**Exercise material**
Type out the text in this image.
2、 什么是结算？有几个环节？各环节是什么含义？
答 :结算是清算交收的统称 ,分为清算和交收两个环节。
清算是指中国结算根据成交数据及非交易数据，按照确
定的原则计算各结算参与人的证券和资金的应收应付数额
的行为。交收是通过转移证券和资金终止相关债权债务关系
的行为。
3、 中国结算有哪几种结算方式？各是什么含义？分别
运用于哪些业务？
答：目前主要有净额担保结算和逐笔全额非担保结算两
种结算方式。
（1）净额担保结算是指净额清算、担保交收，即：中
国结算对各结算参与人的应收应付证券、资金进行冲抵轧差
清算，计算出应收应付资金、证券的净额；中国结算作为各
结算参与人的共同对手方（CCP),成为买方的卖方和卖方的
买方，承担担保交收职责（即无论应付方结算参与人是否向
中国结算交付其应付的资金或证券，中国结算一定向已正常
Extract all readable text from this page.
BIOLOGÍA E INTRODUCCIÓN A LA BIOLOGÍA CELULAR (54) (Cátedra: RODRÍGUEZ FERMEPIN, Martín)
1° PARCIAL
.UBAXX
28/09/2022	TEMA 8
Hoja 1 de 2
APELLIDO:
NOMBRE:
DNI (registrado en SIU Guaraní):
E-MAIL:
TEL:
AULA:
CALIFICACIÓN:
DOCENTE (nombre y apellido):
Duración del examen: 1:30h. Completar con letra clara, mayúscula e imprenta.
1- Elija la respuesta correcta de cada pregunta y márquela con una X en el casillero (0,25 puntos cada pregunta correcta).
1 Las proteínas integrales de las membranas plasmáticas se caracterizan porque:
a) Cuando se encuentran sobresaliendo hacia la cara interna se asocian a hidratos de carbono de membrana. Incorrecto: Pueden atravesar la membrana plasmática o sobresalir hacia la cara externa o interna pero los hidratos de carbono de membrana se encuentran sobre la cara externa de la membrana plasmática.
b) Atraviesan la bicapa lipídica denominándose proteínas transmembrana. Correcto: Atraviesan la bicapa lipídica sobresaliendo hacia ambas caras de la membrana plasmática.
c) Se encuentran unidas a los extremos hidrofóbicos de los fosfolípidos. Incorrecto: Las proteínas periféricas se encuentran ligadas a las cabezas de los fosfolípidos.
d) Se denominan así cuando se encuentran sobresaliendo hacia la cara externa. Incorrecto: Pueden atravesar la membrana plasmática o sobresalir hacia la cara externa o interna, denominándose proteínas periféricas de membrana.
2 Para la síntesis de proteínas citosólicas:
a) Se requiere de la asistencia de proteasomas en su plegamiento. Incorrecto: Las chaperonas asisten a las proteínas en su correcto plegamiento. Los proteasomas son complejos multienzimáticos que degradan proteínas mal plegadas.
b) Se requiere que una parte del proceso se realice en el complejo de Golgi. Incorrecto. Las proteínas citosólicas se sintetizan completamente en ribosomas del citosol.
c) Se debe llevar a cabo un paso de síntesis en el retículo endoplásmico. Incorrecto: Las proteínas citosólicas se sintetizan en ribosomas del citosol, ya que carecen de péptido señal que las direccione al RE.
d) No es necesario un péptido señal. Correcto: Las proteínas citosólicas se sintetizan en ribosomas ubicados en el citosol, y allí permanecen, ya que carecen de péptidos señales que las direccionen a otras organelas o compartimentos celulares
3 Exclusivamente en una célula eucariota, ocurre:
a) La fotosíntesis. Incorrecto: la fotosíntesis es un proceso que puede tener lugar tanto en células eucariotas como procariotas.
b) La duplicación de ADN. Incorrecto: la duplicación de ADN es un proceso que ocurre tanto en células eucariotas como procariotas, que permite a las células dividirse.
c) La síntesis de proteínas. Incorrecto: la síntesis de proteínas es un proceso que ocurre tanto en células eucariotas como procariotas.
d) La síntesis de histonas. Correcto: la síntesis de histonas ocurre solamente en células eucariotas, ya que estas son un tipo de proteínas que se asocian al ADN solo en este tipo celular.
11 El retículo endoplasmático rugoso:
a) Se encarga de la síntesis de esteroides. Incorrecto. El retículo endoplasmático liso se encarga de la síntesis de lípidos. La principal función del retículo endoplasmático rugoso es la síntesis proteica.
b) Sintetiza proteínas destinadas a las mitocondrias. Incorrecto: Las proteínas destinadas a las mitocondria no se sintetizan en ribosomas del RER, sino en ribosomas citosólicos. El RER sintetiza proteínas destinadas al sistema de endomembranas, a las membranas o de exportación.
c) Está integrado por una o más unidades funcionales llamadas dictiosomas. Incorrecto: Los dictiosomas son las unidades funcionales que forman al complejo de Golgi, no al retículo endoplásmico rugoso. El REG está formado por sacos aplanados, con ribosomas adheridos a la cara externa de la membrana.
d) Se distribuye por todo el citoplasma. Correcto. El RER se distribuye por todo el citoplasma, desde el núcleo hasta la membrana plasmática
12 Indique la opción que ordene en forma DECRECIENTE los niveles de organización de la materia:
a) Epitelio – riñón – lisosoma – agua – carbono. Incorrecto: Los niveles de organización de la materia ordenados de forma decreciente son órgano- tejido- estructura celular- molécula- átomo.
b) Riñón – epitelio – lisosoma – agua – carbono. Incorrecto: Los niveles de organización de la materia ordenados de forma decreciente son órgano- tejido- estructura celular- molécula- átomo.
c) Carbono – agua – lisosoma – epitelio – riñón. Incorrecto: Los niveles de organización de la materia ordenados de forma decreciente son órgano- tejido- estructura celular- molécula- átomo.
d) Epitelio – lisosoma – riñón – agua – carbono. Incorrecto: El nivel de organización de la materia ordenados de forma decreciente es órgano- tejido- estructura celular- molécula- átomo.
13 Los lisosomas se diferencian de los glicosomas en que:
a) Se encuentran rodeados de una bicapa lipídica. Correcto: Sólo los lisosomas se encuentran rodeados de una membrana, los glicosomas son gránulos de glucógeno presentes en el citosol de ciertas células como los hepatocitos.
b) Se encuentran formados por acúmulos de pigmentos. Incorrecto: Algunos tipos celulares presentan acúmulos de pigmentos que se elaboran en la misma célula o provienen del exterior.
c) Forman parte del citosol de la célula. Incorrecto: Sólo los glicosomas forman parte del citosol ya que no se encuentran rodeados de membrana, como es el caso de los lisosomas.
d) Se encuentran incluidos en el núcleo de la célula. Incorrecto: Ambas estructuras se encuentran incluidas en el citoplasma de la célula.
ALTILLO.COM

**The exercise**
Copy out all of the records above with nothing altered.

**Solution for this exercise**
Type out the text in this image.
2、 什么是结算？有几个环节？各环节是什么含义？
答 :结算是清算交收的统称 ,分为清算和交收两个环节。
清算是指中国结算根据成交数据及非交易数据，按照确
定的原则计算各结算参与人的证券和资金的应收应付数额
的行为。交收是通过转移证券和资金终止相关债权债务关系
的行为。
3、 中国结算有哪几种结算方式？各是什么含义？分别
运用于哪些业务？
答：目前主要有净额担保结算和逐笔全额非担保结算两
种结算方式。
（1）净额担保结算是指净额清算、担保交收，即：中
国结算对各结算参与人的应收应付证券、资金进行冲抵轧差
清算，计算出应收应付资金、证券的净额；中国结算作为各
结算参与人的共同对手方（CCP),成为买方的卖方和卖方的
买方，承担担保交收职责（即无论应付方结算参与人是否向
中国结算交付其应付的资金或证券，中国结算一定向已正常
Extract all readable text from this page.
BIOLOGÍA E INTRODUCCIÓN A LA BIOLOGÍA CELULAR (54) (Cátedra: RODRÍGUEZ FERMEPIN, Martín)
1° PARCIAL
.UBAXX
28/09/2022	TEMA 8
Hoja 1 de 2
APELLIDO:
NOMBRE:
DNI (registrado en SIU Guaraní):
E-MAIL:
TEL:
AULA:
CALIFICACIÓN:
DOCENTE (nombre y apellido):
Duración del examen: 1:30h. Completar con letra clara, mayúscula e imprenta.
1- Elija la respuesta correcta de cada pregunta y márquela con una X en el casillero (0,25 puntos cada pregunta correcta).
1 Las proteínas integrales de las membranas plasmáticas se caracterizan porque:
a) Cuando se encuentran sobresaliendo hacia la cara interna se asocian a hidratos de carbono de membrana. Incorrecto: Pueden atravesar la membrana plasmática o sobresalir hacia la cara externa o interna pero los hidratos de carbono de membrana se encuentran sobre la cara externa de la membrana plasmática.
b) Atraviesan la bicapa lipídica denominándose proteínas transmembrana. Correcto: Atraviesan la bicapa lipídica sobresaliendo hacia ambas caras de la membrana plasmática.
c) Se encuentran unidas a los extremos hidrofóbicos de los fosfolípidos. Incorrecto: Las proteínas periféricas se encuentran ligadas a las cabezas de los fosfolípidos.
d) Se denominan así cuando se encuentran sobresaliendo hacia la cara externa. Incorrecto: Pueden atravesar la membrana plasmática o sobresalir hacia la cara externa o interna, denominándose proteínas periféricas de membrana.
2 Para la síntesis de proteínas citosólicas:
a) Se requiere de la asistencia de proteasomas en su plegamiento. Incorrecto: Las chaperonas asisten a las proteínas en su correcto plegamiento. Los proteasomas son complejos multienzimáticos que degradan proteínas mal plegadas.
b) Se requiere que una parte del proceso se realice en el complejo de Golgi. Incorrecto. Las proteínas citosólicas se sintetizan completamente en ribosomas del citosol.
c) Se debe llevar a cabo un paso de síntesis en el retículo endoplásmico. Incorrecto: Las proteínas citosólicas se sintetizan en ribosomas del citosol, ya que carecen de péptido señal que las direccione al RE.
d) No es necesario un péptido señal. Correcto: Las proteínas citosólicas se sintetizan en ribosomas ubicados en el citosol, y allí permanecen, ya que carecen de péptidos señales que las direccionen a otras organelas o compartimentos celulares
3 Exclusivamente en una célula eucariota, ocurre:
a) La fotosíntesis. Incorrecto: la fotosíntesis es un proceso que puede tener lugar tanto en células eucariotas como procariotas.
b) La duplicación de ADN. Incorrecto: la duplicación de ADN es un proceso que ocurre tanto en células eucariotas como procariotas, que permite a las células dividirse.
c) La síntesis de proteínas. Incorrecto: la síntesis de proteínas es un proceso que ocurre tanto en células eucariotas como procariotas.
d) La síntesis de histonas. Correcto: la síntesis de histonas ocurre solamente en células eucariotas, ya que estas son un tipo de proteínas que se asocian al ADN solo en este tipo celular.
11 El retículo endoplasmático rugoso:
a) Se encarga de la síntesis de esteroides. Incorrecto. El retículo endoplasmático liso se encarga de la síntesis de lípidos. La principal función del retículo endoplasmático rugoso es la síntesis proteica.
b) Sintetiza proteínas destinadas a las mitocondrias. Incorrecto: Las proteínas destinadas a las mitocondria no se sintetizan en ribosomas del RER, sino en ribosomas citosólicos. El RER sintetiza proteínas destinadas al sistema de endomembranas, a las membranas o de exportación.
c) Está integrado por una o más unidades funcionales llamadas dictiosomas. Incorrecto: Los dictiosomas son las unidades funcionales que forman al complejo de Golgi, no al retículo endoplásmico rugoso. El REG está formado por sacos aplanados, con ribosomas adheridos a la cara externa de la membrana.
d) Se distribuye por todo el citoplasma. Correcto. El RER se distribuye por todo el citoplasma, desde el núcleo hasta la membrana plasmática
12 Indique la opción que ordene en forma DECRECIENTE los niveles de organización de la materia:
a) Epitelio – riñón – lisosoma – agua – carbono. Incorrecto: Los niveles de organización de la materia ordenados de forma decreciente son órgano- tejido- estructura celular- molécula- átomo.
b) Riñón – epitelio – lisosoma – agua – carbono. Incorrecto: Los niveles de organización de la materia ordenados de forma decreciente son órgano- tejido- estructura celular- molécula- átomo.
c) Carbono – agua – lisosoma – epitelio – riñón. Incorrecto: Los niveles de organización de la materia ordenados de forma decreciente son órgano- tejido- estructura celular- molécula- átomo.
d) Epitelio – lisosoma – riñón – agua – carbono. Incorrecto: El nivel de organización de la materia ordenados de forma decreciente es órgano- tejido- estructura celular- molécula- átomo.
13 Los lisosomas se diferencian de los glicosomas en que:
a) Se encuentran rodeados de una bicapa lipídica. Correcto: Sólo los lisosomas se encuentran rodeados de una membrana, los glicosomas son gránulos de glucógeno presentes en el citosol de ciertas células como los hepatocitos.
b) Se encuentran formados por acúmulos de pigmentos. Incorrecto: Algunos tipos celulares presentan acúmulos de pigmentos que se elaboran en la misma célula o provienen del exterior.
c) Forman parte del citosol de la célula. Incorrecto: Sólo los glicosomas forman parte del citosol ya que no se encuentran rodeados de membrana, como es el caso de los lisosomas.
d) Se encuentran incluidos en el núcleo de la célula. Incorrecto: Ambas estructuras se encuentran incluidas en el citoplasma de la célula.
ALTILLO.COM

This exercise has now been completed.